(Task description): Find all the lines with "须提交材料" and gather them.

##########

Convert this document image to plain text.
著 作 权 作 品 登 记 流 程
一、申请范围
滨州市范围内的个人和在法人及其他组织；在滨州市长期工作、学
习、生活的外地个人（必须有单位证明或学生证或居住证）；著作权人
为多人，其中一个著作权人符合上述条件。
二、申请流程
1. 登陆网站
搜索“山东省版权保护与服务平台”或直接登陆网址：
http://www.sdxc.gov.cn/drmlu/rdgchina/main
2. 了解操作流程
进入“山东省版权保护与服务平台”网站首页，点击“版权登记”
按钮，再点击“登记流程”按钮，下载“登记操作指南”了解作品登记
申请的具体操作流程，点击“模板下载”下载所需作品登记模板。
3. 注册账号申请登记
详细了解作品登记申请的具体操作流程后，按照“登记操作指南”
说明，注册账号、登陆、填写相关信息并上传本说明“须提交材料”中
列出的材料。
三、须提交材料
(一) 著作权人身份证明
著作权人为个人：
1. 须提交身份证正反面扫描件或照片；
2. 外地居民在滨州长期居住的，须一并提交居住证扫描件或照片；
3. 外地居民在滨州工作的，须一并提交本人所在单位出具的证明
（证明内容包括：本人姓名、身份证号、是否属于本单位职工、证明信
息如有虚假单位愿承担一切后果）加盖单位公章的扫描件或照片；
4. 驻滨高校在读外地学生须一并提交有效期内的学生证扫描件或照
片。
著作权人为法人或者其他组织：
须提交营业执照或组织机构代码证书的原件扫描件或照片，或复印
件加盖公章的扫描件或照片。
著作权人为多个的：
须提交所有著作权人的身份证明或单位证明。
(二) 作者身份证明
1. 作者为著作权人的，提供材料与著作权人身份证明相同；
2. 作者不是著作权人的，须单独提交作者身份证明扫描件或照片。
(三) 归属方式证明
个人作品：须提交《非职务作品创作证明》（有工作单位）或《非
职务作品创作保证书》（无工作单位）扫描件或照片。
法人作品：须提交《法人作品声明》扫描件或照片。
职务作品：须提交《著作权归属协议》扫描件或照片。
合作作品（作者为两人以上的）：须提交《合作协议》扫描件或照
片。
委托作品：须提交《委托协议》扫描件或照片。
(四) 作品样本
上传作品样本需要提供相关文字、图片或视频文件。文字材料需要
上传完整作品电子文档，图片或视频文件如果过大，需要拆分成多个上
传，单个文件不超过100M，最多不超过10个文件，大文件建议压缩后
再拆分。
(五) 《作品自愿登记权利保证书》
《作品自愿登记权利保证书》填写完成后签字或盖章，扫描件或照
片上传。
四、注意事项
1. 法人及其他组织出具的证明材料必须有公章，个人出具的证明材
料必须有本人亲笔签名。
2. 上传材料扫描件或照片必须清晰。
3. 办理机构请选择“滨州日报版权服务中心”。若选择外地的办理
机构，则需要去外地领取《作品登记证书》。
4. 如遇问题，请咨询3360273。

##########

(Written reply):
说明，注册账号、登陆、填写相关信息并上传本说明“须提交材料”中
三、须提交材料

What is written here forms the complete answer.